* GIVEN DATA
-- Begin --

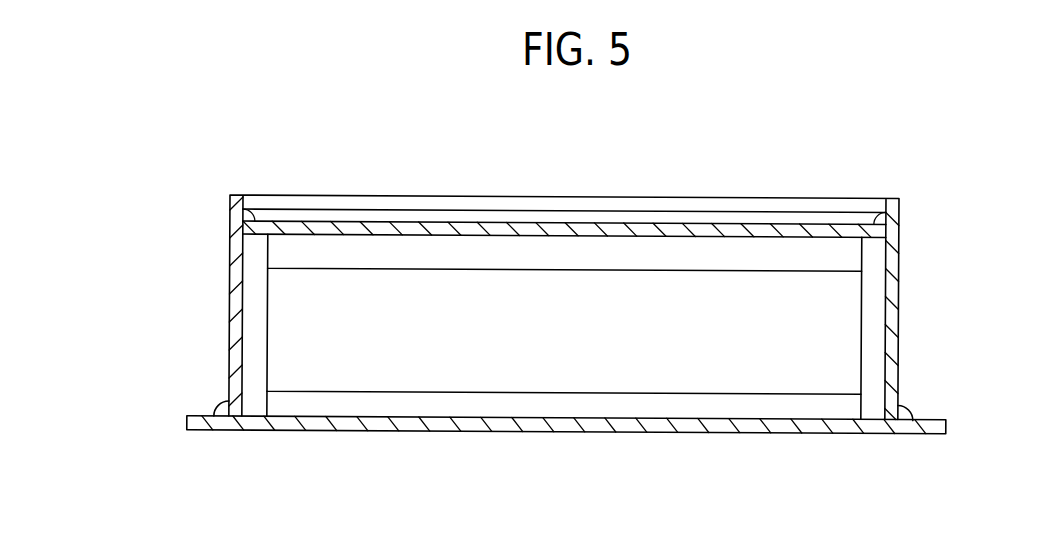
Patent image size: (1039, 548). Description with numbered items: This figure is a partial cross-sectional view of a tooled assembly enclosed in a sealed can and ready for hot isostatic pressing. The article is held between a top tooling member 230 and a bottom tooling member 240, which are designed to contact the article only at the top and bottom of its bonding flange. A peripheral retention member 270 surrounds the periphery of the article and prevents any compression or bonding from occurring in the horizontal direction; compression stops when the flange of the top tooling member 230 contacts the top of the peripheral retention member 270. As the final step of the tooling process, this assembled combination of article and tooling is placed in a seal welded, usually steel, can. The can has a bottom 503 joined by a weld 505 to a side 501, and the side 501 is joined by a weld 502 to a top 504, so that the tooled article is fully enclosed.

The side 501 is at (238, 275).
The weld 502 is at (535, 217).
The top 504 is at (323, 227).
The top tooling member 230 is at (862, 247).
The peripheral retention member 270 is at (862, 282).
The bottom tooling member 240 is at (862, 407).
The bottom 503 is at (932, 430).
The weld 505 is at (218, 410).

-- End --
-- Begin --

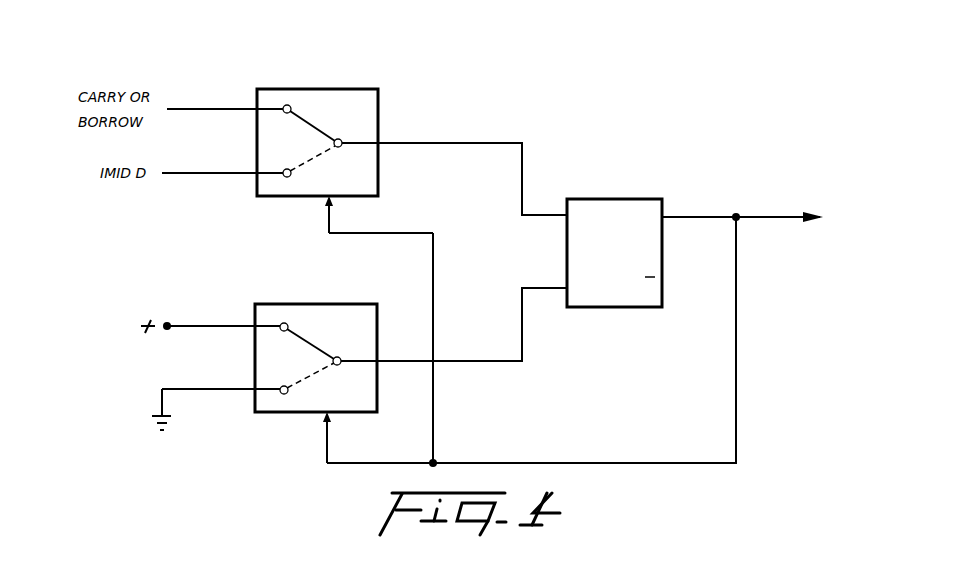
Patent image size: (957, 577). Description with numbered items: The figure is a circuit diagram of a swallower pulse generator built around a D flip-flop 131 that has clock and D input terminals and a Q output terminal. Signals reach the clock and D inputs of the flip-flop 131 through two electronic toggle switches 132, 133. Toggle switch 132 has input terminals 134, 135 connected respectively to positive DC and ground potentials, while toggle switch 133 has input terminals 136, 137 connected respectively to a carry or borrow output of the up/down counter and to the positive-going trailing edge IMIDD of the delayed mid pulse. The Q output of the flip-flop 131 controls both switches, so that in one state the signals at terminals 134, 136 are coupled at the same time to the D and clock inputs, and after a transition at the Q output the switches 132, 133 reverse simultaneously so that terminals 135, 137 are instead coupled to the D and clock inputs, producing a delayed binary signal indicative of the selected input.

-- End --

* EXERCISE
Can you convert everything from the line that contains "Patent image size: (1039, 548)." down to the line that contains "The top tooling member 230 is at (862, 247)." into a numbered list, leaving out any blank lines?

* EXERCISE RESULT
1. Patent image size: (1039, 548). Description with numbered items: This figure is a partial cross-sectional view of a tooled assembly enclosed in a sealed can and ready for hot isostatic pressing. The article is held between a top tooling member 230 and a bottom tooling member 240, which are designed to contact the article only at the top and bottom of its bonding flange. A peripheral retention member 270 surrounds the periphery of the article and prevents any compression or bonding from occurring in the horizontal direction; compression stops when the flange of the top tooling member 230 contacts the top of the peripheral retention member 270. As the final step of the tooling process, this assembled combination of article and tooling is placed in a seal welded, usually steel, can. The can has a bottom 503 joined by a weld 505 to a side 501, and the side 501 is joined by a weld 502 to a top 504, so that the tooled article is fully enclosed.
2. The side 501 is at (238, 275).
3. The weld 502 is at (535, 217).
4. The top 504 is at (323, 227).
5. The top tooling member 230 is at (862, 247).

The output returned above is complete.